DATA IN THIS EXERCISE.
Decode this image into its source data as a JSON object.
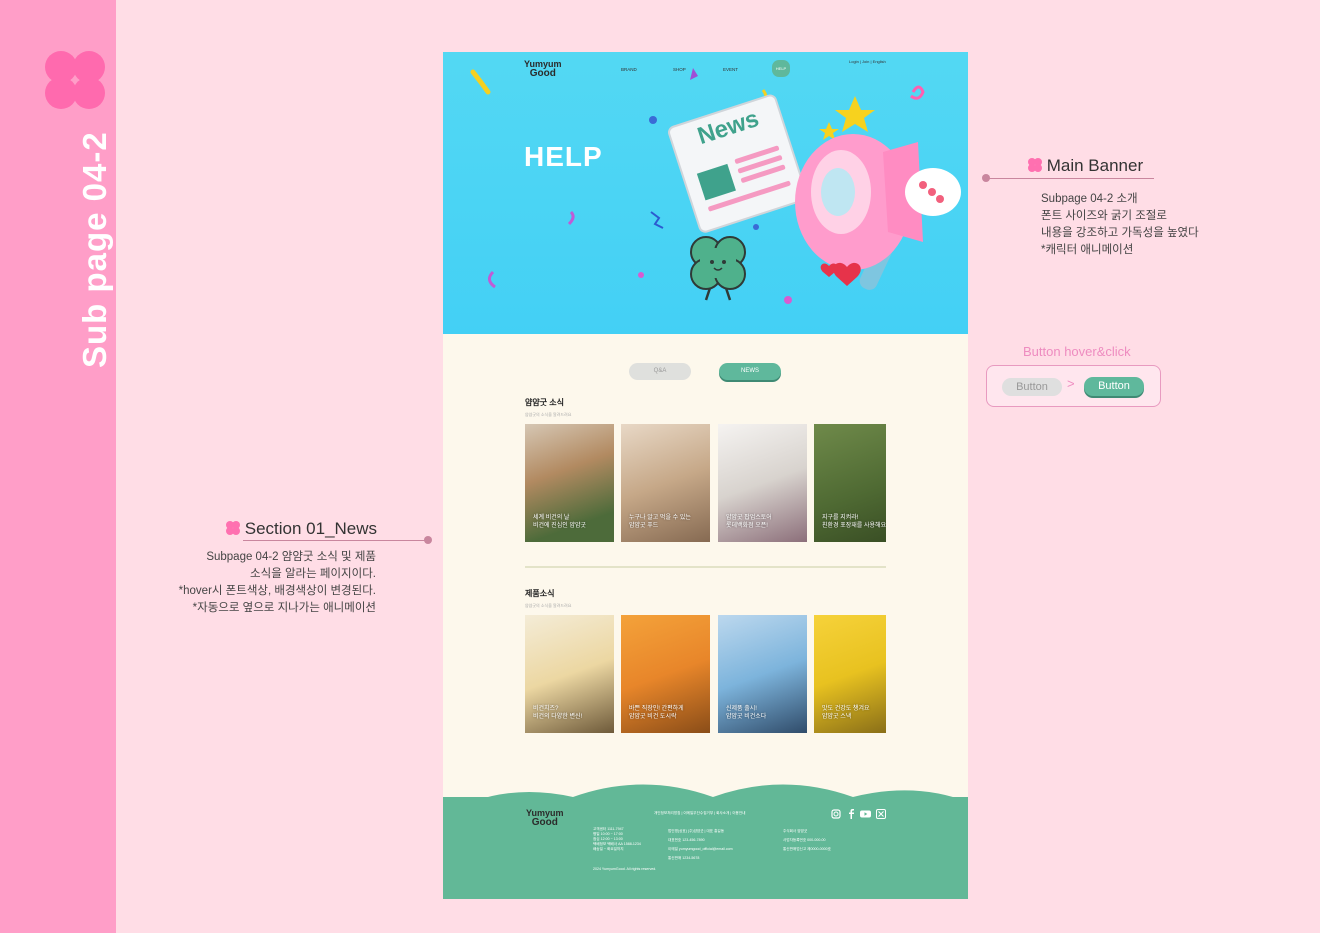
{
  "sidebar": {
    "title": "Sub page 04-2"
  },
  "annotations": {
    "main_banner": {
      "title": "Main Banner",
      "lines": [
        "Subpage 04-2 소개",
        "폰트 사이즈와 굵기 조절로",
        "내용을 강조하고 가독성을 높였다",
        "*캐릭터 애니메이션"
      ]
    },
    "section_news": {
      "title": "Section 01_News",
      "lines": [
        "Subpage 04-2 얌얌굿 소식 및 제품",
        "소식을 알라는 페이지이다.",
        "*hover시 폰트색상, 배경색상이 변경된다.",
        "*자동으로 옆으로 지나가는 애니메이션"
      ]
    },
    "button_demo": {
      "title": "Button hover&click",
      "normal": "Button",
      "arrow": ">",
      "active": "Button"
    }
  },
  "page": {
    "logo_line1": "Yumyum",
    "logo_line2": "Good",
    "nav": [
      "BRAND",
      "SHOP",
      "EVENT",
      "HELP"
    ],
    "nav_right": "Login | Join | English",
    "hero_title": "HELP",
    "hero_news_label": "News",
    "tabs": [
      "Q&A",
      "NEWS"
    ],
    "section1": {
      "title": "얌얌굿 소식",
      "subtitle": "얌얌굿의 소식을 알려드려요",
      "cards": [
        [
          "세계 비건의 날",
          "비건에 진심인 얌얌굿"
        ],
        [
          "누구나 알고 먹을 수 있는",
          "얌얌굿 푸드"
        ],
        [
          "얌얌굿 팝업스토어",
          "롯데백화점 오픈!"
        ],
        [
          "지구를 지켜라!",
          "친환경 포장재를 사용해요"
        ]
      ]
    },
    "section2": {
      "title": "제품소식",
      "subtitle": "얌얌굿의 소식을 알려드려요",
      "cards": [
        [
          "비건치즈?",
          "비건의 다양한 변신!"
        ],
        [
          "바쁜 직장인! 간편하게",
          "얌얌굿 비건 도시락"
        ],
        [
          "신제품 출시!",
          "얌얌굿 비건소다"
        ],
        [
          "맛도 건강도 챙겨요",
          "얌얌굿 스낵"
        ]
      ]
    },
    "footer": {
      "links": "개인정보처리방침 | 이메일무단수집거부 | 회사소개 | 이용안내",
      "col1": [
        "고객센터  1111-7947",
        "평일 10:00 ~ 17:00",
        "점심 12:00 ~ 13:00",
        "",
        "택배정보  택배사 AA 1588-1234",
        "배송일 ~ 화요일까지"
      ],
      "col2": [
        "법인명(상호)  (주)얌얌굿  |  대표 홍길동",
        "대표번호  123-456-7890",
        "이메일  yumyumgood_official@email.com",
        "통신판매  1234-5678"
      ],
      "col3": [
        "주식회사  얌얌굿",
        "사업자등록번호  000-000-00",
        "통신판매업신고  제0000-0000호"
      ],
      "copyright": "2024 YumyumGood. All rights reserved."
    }
  },
  "colors": {
    "accent_green": "#5fb89c",
    "accent_pink": "#ff9ec8",
    "hero_bg": "#4fd4f4"
  },
  "icons": [
    "clover-icon",
    "instagram-icon",
    "facebook-icon",
    "youtube-icon",
    "x-icon"
  ]
}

GIVEN INSTRUCTION. Leave the pictures out and write out every entry exactly as given.

PROBLEM SOLUTION.
Decode this image into its source data as a JSON object.
{
  "sidebar": {
    "title": "Sub page 04-2"
  },
  "annotations": {
    "main_banner": {
      "title": "Main Banner",
      "lines": [
        "Subpage 04-2 소개",
        "폰트 사이즈와 굵기 조절로",
        "내용을 강조하고 가독성을 높였다",
        "*캐릭터 애니메이션"
      ]
    },
    "section_news": {
      "title": "Section 01_News",
      "lines": [
        "Subpage 04-2 얌얌굿 소식 및 제품",
        "소식을 알라는 페이지이다.",
        "*hover시 폰트색상, 배경색상이 변경된다.",
        "*자동으로 옆으로 지나가는 애니메이션"
      ]
    },
    "button_demo": {
      "title": "Button hover&click",
      "normal": "Button",
      "arrow": ">",
      "active": "Button"
    }
  },
  "page": {
    "logo_line1": "Yumyum",
    "logo_line2": "Good",
    "nav": [
      "BRAND",
      "SHOP",
      "EVENT",
      "HELP"
    ],
    "nav_right": "Login | Join | English",
    "hero_title": "HELP",
    "hero_news_label": "News",
    "tabs": [
      "Q&A",
      "NEWS"
    ],
    "section1": {
      "title": "얌얌굿 소식",
      "subtitle": "얌얌굿의 소식을 알려드려요",
      "cards": [
        [
          "세계 비건의 날",
          "비건에 진심인 얌얌굿"
        ],
        [
          "누구나 알고 먹을 수 있는",
          "얌얌굿 푸드"
        ],
        [
          "얌얌굿 팝업스토어",
          "롯데백화점 오픈!"
        ],
        [
          "지구를 지켜라!",
          "친환경 포장재를 사용해요"
        ]
      ]
    },
    "section2": {
      "title": "제품소식",
      "subtitle": "얌얌굿의 소식을 알려드려요",
      "cards": [
        [
          "비건치즈?",
          "비건의 다양한 변신!"
        ],
        [
          "바쁜 직장인! 간편하게",
          "얌얌굿 비건 도시락"
        ],
        [
          "신제품 출시!",
          "얌얌굿 비건소다"
        ],
        [
          "맛도 건강도 챙겨요",
          "얌얌굿 스낵"
        ]
      ]
    },
    "footer": {
      "links": "개인정보처리방침 | 이메일무단수집거부 | 회사소개 | 이용안내",
      "col1": [
        "고객센터  1111-7947",
        "평일 10:00 ~ 17:00",
        "점심 12:00 ~ 13:00",
        "",
        "택배정보  택배사 AA 1588-1234",
        "배송일 ~ 화요일까지"
      ],
      "col2": [
        "법인명(상호)  (주)얌얌굿  |  대표 홍길동",
        "대표번호  123-456-7890",
        "이메일  yumyumgood_official@email.com",
        "통신판매  1234-5678"
      ],
      "col3": [
        "주식회사  얌얌굿",
        "사업자등록번호  000-000-00",
        "통신판매업신고  제0000-0000호"
      ],
      "copyright": "2024 YumyumGood. All rights reserved."
    }
  },
  "colors": {
    "accent_green": "#5fb89c",
    "accent_pink": "#ff9ec8",
    "hero_bg": "#4fd4f4"
  },
  "icons": [
    "clover-icon",
    "instagram-icon",
    "facebook-icon",
    "youtube-icon",
    "x-icon"
  ]
}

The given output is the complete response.